▶ A block of data

┌────────

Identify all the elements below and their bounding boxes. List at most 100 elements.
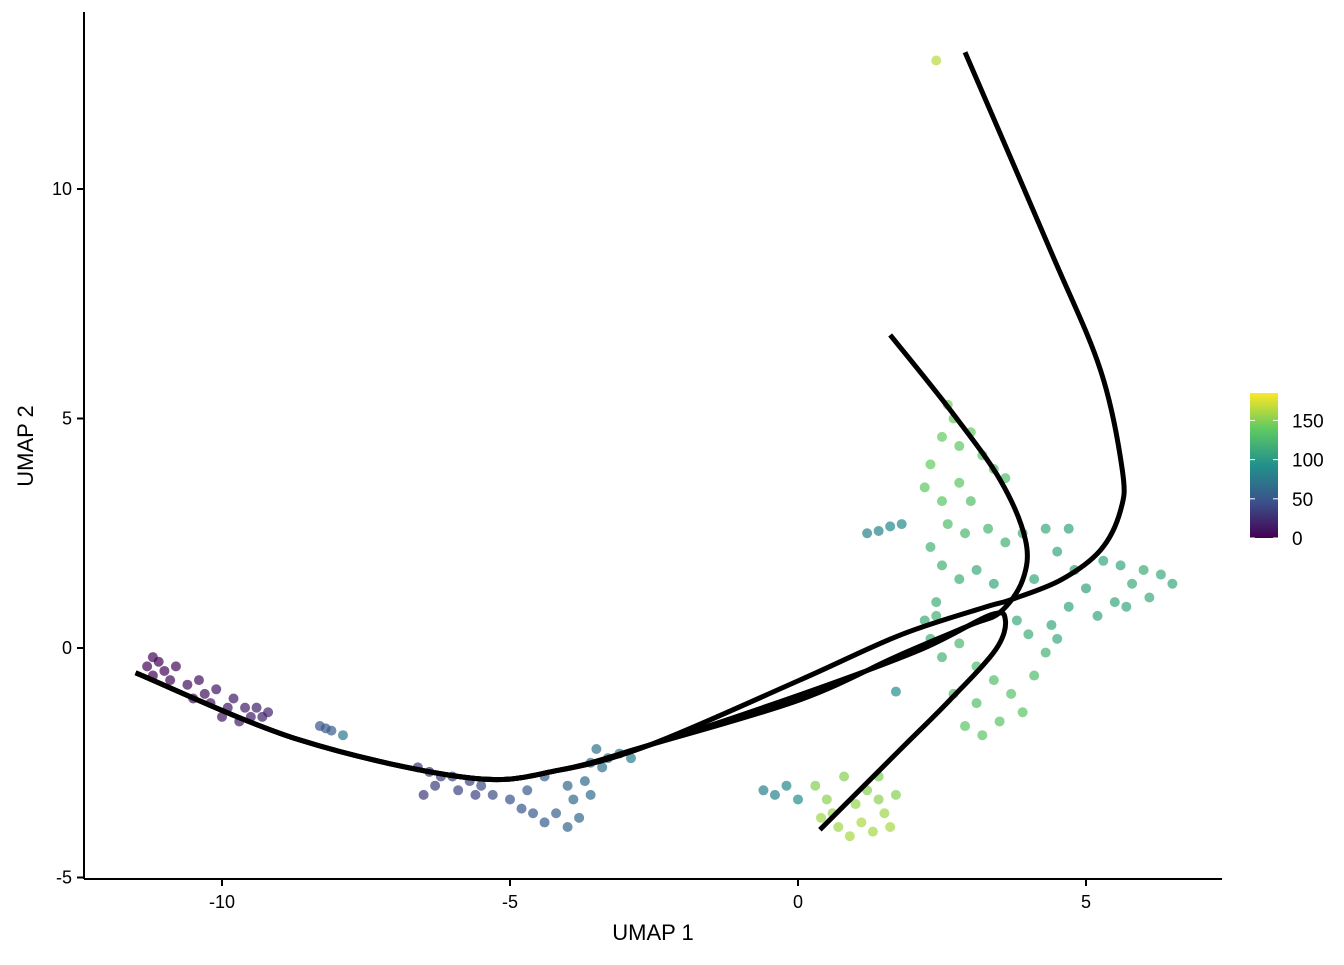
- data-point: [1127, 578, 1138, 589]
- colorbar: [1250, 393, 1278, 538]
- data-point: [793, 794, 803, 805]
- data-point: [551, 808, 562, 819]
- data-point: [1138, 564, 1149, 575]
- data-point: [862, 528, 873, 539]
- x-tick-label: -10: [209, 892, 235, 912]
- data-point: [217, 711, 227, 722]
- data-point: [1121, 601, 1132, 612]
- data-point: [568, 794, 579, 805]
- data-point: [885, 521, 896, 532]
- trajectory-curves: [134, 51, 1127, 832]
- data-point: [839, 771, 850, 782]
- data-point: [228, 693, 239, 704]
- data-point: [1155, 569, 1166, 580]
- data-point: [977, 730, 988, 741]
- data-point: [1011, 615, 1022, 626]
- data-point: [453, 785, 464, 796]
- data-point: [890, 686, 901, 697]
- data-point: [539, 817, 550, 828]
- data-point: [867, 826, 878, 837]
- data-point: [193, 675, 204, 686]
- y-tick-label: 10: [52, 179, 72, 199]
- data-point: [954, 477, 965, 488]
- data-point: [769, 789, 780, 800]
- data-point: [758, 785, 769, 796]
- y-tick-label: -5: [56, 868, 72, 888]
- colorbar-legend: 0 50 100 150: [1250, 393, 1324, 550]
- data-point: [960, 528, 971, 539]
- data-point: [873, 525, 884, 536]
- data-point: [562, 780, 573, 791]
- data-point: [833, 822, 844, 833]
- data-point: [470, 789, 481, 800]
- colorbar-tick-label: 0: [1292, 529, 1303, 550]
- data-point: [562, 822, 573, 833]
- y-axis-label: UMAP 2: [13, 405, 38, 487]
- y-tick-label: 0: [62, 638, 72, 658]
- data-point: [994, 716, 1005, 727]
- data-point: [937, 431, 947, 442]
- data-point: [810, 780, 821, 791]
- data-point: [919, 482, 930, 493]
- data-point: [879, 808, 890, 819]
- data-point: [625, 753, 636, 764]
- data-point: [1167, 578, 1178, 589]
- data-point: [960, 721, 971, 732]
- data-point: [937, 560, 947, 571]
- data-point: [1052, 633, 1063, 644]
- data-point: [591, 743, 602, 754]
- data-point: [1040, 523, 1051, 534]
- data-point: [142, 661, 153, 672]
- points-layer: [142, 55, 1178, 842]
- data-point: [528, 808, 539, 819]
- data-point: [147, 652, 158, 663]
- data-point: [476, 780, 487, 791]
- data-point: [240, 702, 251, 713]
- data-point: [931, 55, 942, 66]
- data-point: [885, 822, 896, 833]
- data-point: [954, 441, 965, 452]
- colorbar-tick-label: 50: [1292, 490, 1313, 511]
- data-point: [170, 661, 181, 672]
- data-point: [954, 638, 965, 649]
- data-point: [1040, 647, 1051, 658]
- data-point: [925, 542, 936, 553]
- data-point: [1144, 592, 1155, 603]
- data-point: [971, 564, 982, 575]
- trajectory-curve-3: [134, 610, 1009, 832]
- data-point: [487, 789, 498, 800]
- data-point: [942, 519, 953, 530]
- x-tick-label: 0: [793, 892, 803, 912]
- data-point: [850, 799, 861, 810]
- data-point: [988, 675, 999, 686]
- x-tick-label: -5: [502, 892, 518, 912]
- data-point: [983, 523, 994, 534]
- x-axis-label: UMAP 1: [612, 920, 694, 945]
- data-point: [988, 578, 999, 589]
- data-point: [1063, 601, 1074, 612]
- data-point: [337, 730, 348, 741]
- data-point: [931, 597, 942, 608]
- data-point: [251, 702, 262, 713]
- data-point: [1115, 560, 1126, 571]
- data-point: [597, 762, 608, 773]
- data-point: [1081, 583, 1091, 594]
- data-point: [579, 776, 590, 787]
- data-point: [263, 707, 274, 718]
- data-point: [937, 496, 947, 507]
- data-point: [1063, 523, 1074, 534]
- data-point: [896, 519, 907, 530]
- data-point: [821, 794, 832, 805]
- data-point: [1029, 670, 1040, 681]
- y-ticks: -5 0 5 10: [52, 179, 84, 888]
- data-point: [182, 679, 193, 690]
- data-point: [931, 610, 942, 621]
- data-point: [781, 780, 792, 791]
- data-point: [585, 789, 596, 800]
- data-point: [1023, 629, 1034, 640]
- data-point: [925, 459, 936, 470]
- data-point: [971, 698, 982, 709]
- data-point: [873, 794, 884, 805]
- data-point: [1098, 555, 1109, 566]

└────────

▶ Your objective
Retype the lines of the records starting at the one containing "- data-point: [1127, 578, 1138, 589]" and ending at the one containing "- data-point: [193, 675, 204, 686]", both included, exactly as they appear.

▶ Exercise solution
- data-point: [1127, 578, 1138, 589]
- colorbar: [1250, 393, 1278, 538]
- data-point: [793, 794, 803, 805]
- data-point: [551, 808, 562, 819]
- data-point: [1138, 564, 1149, 575]
- data-point: [862, 528, 873, 539]
- x-tick-label: -10: [209, 892, 235, 912]
- data-point: [217, 711, 227, 722]
- data-point: [1121, 601, 1132, 612]
- data-point: [568, 794, 579, 805]
- data-point: [885, 521, 896, 532]
- trajectory-curves: [134, 51, 1127, 832]
- data-point: [839, 771, 850, 782]
- data-point: [228, 693, 239, 704]
- data-point: [1155, 569, 1166, 580]
- data-point: [977, 730, 988, 741]
- data-point: [1011, 615, 1022, 626]
- data-point: [453, 785, 464, 796]
- data-point: [890, 686, 901, 697]
- data-point: [539, 817, 550, 828]
- data-point: [867, 826, 878, 837]
- data-point: [193, 675, 204, 686]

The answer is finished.